§ **Source records**:

# # # # #

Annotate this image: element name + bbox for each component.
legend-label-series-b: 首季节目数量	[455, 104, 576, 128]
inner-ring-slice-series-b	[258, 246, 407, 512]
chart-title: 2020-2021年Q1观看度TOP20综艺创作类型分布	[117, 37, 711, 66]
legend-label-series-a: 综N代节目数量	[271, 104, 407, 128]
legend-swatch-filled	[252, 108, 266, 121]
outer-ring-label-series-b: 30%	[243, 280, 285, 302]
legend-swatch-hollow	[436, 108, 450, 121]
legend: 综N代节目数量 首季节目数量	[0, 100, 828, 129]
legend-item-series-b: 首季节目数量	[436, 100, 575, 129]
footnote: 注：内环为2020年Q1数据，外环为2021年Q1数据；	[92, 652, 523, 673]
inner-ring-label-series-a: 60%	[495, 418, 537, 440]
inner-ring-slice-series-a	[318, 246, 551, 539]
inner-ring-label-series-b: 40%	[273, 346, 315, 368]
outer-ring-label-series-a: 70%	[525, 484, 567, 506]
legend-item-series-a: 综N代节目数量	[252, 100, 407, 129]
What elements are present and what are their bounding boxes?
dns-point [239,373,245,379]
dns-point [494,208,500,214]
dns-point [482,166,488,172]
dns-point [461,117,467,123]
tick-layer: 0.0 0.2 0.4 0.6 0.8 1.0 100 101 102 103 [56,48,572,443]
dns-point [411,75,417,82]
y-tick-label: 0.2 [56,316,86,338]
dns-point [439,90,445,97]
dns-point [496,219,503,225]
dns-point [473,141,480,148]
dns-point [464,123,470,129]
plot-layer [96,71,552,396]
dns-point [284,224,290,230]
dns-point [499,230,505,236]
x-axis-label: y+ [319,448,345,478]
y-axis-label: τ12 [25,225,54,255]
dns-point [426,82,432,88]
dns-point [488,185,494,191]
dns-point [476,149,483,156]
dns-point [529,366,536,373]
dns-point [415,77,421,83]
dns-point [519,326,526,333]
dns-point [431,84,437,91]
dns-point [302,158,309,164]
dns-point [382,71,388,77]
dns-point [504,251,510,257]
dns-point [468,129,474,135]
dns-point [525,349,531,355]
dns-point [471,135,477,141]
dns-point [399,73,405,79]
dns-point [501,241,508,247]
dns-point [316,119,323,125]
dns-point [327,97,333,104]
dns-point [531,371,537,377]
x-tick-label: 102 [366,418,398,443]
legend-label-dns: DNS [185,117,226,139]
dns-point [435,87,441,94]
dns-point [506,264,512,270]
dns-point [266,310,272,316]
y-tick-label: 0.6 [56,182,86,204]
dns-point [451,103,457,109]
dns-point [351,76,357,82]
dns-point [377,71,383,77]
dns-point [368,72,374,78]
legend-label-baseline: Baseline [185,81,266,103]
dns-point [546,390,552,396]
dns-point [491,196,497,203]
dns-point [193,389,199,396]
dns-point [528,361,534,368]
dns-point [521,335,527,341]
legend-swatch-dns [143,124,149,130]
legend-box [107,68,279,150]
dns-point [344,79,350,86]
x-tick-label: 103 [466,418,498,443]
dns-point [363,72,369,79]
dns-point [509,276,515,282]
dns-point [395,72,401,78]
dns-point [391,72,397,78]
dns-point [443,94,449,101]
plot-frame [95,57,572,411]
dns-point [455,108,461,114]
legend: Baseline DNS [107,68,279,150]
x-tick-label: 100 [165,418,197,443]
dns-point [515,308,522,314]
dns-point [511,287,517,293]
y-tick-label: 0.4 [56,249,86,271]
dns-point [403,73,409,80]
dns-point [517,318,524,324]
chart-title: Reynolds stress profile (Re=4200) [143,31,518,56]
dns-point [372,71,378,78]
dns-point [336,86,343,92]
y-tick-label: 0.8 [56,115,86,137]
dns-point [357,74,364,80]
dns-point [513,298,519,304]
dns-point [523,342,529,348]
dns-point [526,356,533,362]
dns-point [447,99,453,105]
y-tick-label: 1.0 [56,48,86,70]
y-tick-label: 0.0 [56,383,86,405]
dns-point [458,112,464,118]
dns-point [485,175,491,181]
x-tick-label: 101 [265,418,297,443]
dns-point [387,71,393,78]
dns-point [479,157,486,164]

# # # # #

§ **Written instruction**: Starting at the beginning of the records above and stopping after the line that contains "dns-point [439,90,445,97]", give those lines as a numbered list, omitting any blank lines.

§ **Answer**:
1. Annotate this image: element name + bbox for each component.
2. legend-label-series-b: 首季节目数量	[455, 104, 576, 128]
3. inner-ring-slice-series-b	[258, 246, 407, 512]
4. chart-title: 2020-2021年Q1观看度TOP20综艺创作类型分布	[117, 37, 711, 66]
5. legend-label-series-a: 综N代节目数量	[271, 104, 407, 128]
6. legend-swatch-filled	[252, 108, 266, 121]
7. outer-ring-label-series-b: 30%	[243, 280, 285, 302]
8. legend-swatch-hollow	[436, 108, 450, 121]
9. legend: 综N代节目数量 首季节目数量	[0, 100, 828, 129]
10. legend-item-series-b: 首季节目数量	[436, 100, 575, 129]
11. footnote: 注：内环为2020年Q1数据，外环为2021年Q1数据；	[92, 652, 523, 673]
12. inner-ring-label-series-a: 60%	[495, 418, 537, 440]
13. inner-ring-slice-series-a	[318, 246, 551, 539]
14. inner-ring-label-series-b: 40%	[273, 346, 315, 368]
15. outer-ring-label-series-a: 70%	[525, 484, 567, 506]
16. legend-item-series-a: 综N代节目数量	[252, 100, 407, 129]
17. What elements are present and what are their bounding boxes?
18. dns-point [239,373,245,379]
19. dns-point [494,208,500,214]
20. dns-point [482,166,488,172]
21. dns-point [461,117,467,123]
22. tick-layer: 0.0 0.2 0.4 0.6 0.8 1.0 100 101 102 103 [56,48,572,443]
23. dns-point [411,75,417,82]
24. y-tick-label: 0.2 [56,316,86,338]
25. dns-point [439,90,445,97]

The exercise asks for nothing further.